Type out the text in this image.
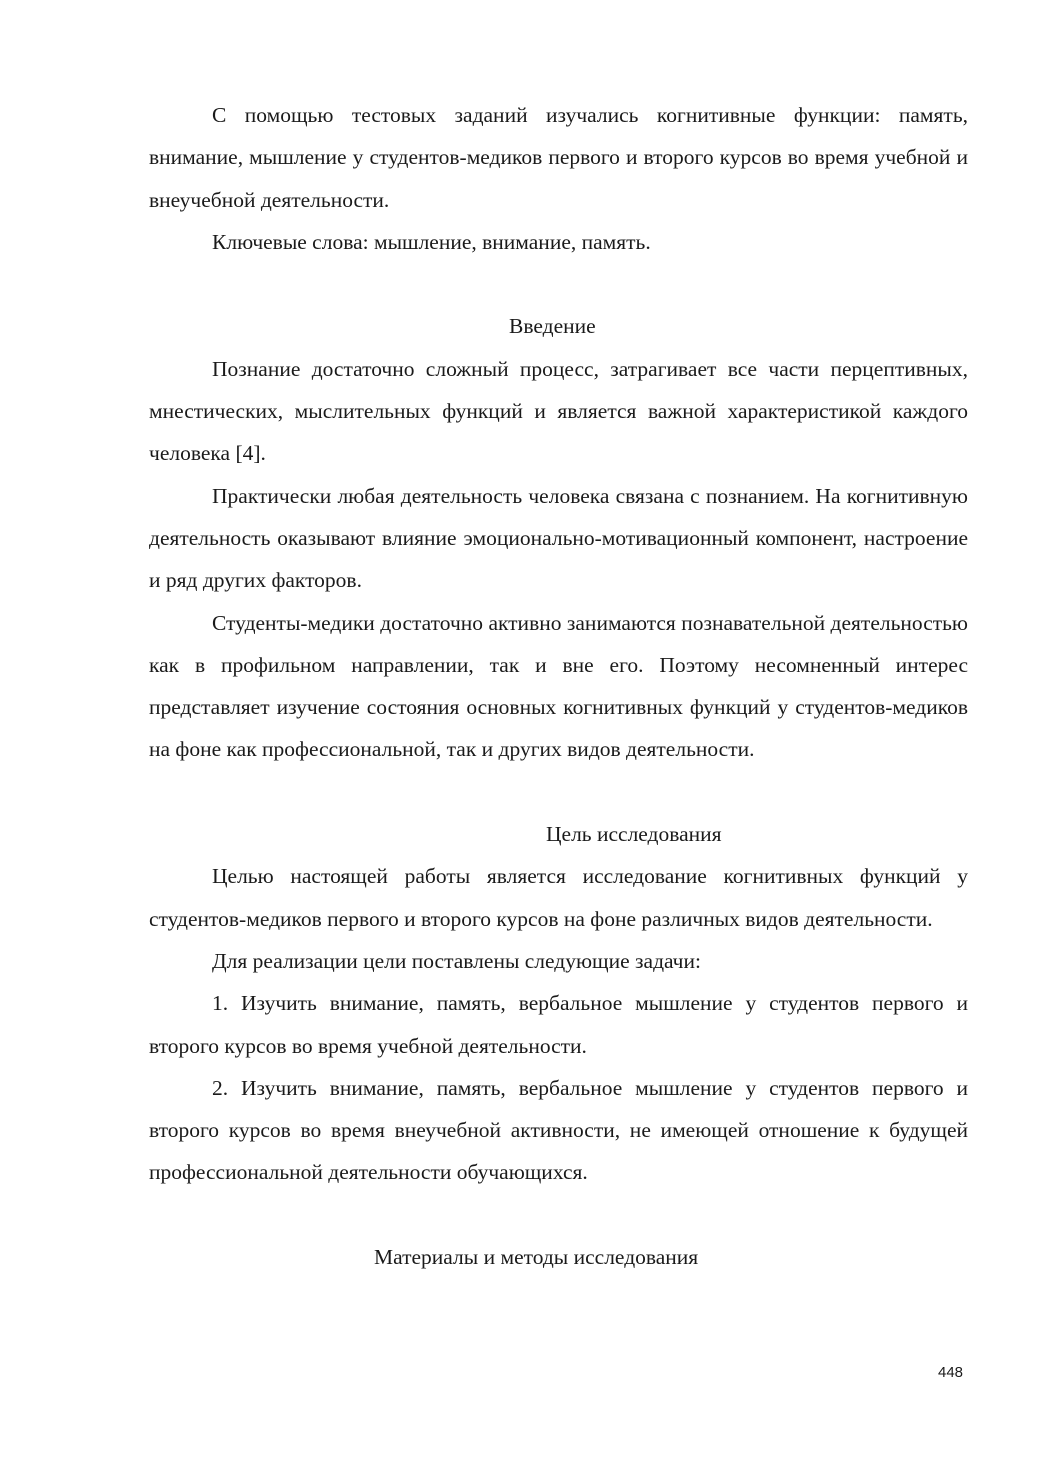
С помощью тестовых заданий изучались когнитивные функции: память, внимание, мышление у студентов-медиков первого и второго курсов во время учебной и внеучебной деятельности.

Ключевые слова: мышление, внимание, память.

Введение

Познание достаточно сложный процесс, затрагивает все части перцептивных, мнестических, мыслительных функций и является важной характеристикой каждого человека [4].

Практически любая деятельность человека связана с познанием. На когнитивную деятельность оказывают влияние эмоционально-мотивационный компонент, настроение и ряд других факторов.

Студенты-медики достаточно активно занимаются познавательной деятельностью как в профильном направлении, так и вне его. Поэтому несомненный интерес представляет изучение состояния основных когнитивных функций у студентов-медиков на фоне как профессиональной, так и других видов деятельности.

Цель исследования

Целью настоящей работы является исследование когнитивных функций у студентов-медиков первого и второго курсов на фоне различных видов деятельности.

Для реализации цели поставлены следующие задачи:

1. Изучить внимание, память, вербальное мышление у студентов первого и второго курсов во время учебной деятельности.

2. Изучить внимание, память, вербальное мышление у студентов первого и второго курсов во время внеучебной активности, не имеющей отношение к будущей профессиональной деятельности обучающихся.

Материалы и методы исследования

448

Brief.
Search the listing for the word "память". Copy every line in which it occurs.

Result of the exercise.
С помощью тестовых заданий изучались когнитивные функции: память, внимание, мышление у студентов-медиков первого и второго курсов во время учебной и внеучебной деятельности.
Ключевые слова: мышление, внимание, память.
1. Изучить внимание, память, вербальное мышление у студентов первого и второго курсов во время учебной деятельности.
2. Изучить внимание, память, вербальное мышление у студентов первого и второго курсов во время внеучебной активности, не имеющей отношение к будущей профессиональной деятельности обучающихся.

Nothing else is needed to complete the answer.